| Data extracted from a collection |

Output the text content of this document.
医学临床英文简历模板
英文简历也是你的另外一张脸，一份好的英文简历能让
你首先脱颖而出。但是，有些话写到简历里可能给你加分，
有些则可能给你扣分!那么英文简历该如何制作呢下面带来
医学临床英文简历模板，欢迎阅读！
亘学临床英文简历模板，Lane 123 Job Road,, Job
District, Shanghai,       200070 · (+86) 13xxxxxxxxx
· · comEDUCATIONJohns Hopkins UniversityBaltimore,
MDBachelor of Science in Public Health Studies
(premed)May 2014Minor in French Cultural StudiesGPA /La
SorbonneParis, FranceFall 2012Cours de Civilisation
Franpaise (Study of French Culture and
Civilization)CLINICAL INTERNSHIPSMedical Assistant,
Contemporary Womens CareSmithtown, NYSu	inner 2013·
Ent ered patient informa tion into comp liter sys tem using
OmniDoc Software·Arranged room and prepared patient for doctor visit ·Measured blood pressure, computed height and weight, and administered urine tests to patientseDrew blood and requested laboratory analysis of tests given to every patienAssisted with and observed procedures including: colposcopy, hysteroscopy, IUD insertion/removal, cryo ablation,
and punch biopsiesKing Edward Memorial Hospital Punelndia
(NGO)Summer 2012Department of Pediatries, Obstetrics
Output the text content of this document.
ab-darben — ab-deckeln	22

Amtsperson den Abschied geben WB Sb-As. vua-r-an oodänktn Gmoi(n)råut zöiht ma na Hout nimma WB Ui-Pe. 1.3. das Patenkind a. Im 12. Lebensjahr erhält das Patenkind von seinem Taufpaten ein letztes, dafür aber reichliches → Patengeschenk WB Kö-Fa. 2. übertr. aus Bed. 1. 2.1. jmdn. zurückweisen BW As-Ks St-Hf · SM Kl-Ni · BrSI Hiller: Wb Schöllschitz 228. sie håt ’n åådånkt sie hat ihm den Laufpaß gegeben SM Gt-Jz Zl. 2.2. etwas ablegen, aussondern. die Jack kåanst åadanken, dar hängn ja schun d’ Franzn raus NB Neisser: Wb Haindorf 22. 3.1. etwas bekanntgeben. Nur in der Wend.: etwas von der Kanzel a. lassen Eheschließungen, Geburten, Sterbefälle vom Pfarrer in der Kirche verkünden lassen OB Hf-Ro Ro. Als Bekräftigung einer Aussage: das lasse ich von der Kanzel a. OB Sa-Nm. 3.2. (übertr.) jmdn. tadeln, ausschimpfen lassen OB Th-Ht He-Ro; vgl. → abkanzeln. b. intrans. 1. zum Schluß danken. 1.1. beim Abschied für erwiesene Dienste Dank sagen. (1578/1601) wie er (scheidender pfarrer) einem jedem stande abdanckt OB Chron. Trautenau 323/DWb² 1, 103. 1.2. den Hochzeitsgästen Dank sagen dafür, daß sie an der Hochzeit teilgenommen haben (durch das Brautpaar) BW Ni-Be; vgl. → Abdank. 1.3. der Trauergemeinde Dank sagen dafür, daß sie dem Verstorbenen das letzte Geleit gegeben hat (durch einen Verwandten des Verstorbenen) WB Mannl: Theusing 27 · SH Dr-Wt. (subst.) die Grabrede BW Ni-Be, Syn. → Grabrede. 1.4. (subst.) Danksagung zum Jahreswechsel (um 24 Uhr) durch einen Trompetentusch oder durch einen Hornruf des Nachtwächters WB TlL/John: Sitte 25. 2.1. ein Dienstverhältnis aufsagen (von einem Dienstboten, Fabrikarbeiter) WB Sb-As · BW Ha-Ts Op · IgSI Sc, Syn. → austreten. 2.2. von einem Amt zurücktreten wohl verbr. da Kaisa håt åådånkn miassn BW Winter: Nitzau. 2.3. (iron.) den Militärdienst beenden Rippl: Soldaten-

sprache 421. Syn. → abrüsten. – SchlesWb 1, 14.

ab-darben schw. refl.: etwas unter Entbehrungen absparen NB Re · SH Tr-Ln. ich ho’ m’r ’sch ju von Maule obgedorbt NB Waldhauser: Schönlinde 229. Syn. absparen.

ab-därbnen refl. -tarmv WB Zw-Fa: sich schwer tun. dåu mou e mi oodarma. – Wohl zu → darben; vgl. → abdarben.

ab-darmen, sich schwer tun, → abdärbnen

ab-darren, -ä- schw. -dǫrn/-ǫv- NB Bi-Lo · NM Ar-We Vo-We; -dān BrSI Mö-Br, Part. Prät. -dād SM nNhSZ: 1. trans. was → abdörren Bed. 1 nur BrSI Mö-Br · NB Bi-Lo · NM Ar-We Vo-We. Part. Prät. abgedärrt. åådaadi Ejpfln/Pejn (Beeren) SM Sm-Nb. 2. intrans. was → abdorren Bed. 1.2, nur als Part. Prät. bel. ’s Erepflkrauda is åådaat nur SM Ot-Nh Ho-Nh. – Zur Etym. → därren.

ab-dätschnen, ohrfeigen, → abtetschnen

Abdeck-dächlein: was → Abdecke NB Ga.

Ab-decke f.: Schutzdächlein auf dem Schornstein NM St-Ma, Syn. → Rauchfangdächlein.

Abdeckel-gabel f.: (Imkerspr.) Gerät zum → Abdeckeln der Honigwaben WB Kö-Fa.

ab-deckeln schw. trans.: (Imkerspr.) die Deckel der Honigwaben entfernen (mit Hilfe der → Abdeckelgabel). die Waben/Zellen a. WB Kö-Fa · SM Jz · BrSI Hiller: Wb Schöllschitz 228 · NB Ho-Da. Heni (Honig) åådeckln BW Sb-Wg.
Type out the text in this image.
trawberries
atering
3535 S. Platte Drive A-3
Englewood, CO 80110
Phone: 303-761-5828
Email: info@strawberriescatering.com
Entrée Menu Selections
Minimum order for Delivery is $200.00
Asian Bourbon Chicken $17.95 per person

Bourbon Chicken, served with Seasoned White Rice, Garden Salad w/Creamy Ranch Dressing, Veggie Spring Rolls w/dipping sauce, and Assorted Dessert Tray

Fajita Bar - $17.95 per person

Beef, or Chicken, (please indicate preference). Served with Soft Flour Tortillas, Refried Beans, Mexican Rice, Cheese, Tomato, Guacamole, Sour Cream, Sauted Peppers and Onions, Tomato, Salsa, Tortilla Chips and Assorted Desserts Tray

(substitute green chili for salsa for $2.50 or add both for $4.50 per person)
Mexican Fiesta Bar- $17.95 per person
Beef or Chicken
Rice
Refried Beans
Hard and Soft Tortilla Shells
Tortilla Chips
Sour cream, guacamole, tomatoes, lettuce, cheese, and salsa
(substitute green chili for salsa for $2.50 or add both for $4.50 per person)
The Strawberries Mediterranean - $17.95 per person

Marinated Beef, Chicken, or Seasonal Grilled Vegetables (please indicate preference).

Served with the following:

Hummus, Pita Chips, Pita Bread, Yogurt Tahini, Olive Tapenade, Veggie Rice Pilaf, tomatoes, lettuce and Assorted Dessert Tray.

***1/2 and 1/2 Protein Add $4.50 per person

| YOUR INSTRUCTIONS |
Copy out each line of the entries above that holds "Bourbon".

| RESPONSE FOR THIS EXERCISE |
Asian Bourbon Chicken $17.95 per person
Bourbon Chicken, served with Seasoned White Rice, Garden Salad w/Creamy Ranch Dressing, Veggie Spring Rolls w/dipping sauce, and Assorted Dessert Tray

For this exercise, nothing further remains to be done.